■ **The exercise**: Write out the listing below in full and exactly, leaving out every picture.

■ **Saved entries**:
▼▼▼
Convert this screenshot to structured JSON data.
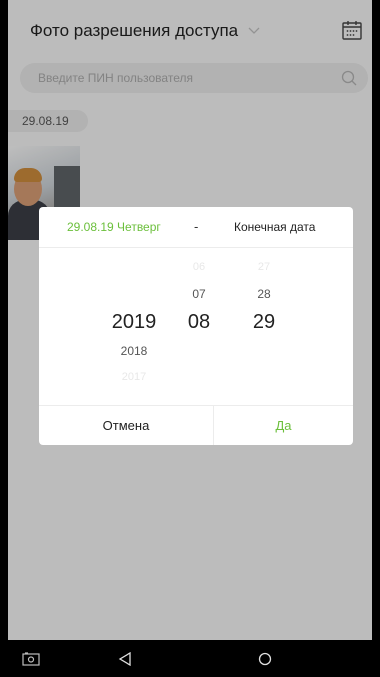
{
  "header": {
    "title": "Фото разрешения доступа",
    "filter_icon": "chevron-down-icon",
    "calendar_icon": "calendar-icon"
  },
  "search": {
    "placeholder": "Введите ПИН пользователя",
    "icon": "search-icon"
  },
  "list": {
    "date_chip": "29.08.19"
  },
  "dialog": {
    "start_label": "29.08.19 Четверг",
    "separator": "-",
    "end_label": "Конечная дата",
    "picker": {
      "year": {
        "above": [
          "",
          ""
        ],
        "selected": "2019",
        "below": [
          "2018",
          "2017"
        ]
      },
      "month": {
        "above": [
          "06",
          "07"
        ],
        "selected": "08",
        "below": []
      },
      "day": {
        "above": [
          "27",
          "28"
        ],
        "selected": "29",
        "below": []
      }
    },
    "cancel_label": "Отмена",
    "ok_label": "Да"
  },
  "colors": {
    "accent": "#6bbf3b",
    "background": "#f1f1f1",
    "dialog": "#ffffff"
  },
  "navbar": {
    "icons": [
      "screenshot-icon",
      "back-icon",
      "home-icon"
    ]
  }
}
▲▲▲
■ **Worked answer**:
Convert this screenshot to structured JSON data.
{
  "header": {
    "title": "Фото разрешения доступа",
    "filter_icon": "chevron-down-icon",
    "calendar_icon": "calendar-icon"
  },
  "search": {
    "placeholder": "Введите ПИН пользователя",
    "icon": "search-icon"
  },
  "list": {
    "date_chip": "29.08.19"
  },
  "dialog": {
    "start_label": "29.08.19 Четверг",
    "separator": "-",
    "end_label": "Конечная дата",
    "picker": {
      "year": {
        "above": [
          "",
          ""
        ],
        "selected": "2019",
        "below": [
          "2018",
          "2017"
        ]
      },
      "month": {
        "above": [
          "06",
          "07"
        ],
        "selected": "08",
        "below": []
      },
      "day": {
        "above": [
          "27",
          "28"
        ],
        "selected": "29",
        "below": []
      }
    },
    "cancel_label": "Отмена",
    "ok_label": "Да"
  },
  "colors": {
    "accent": "#6bbf3b",
    "background": "#f1f1f1",
    "dialog": "#ffffff"
  },
  "navbar": {
    "icons": [
      "screenshot-icon",
      "back-icon",
      "home-icon"
    ]
  }
}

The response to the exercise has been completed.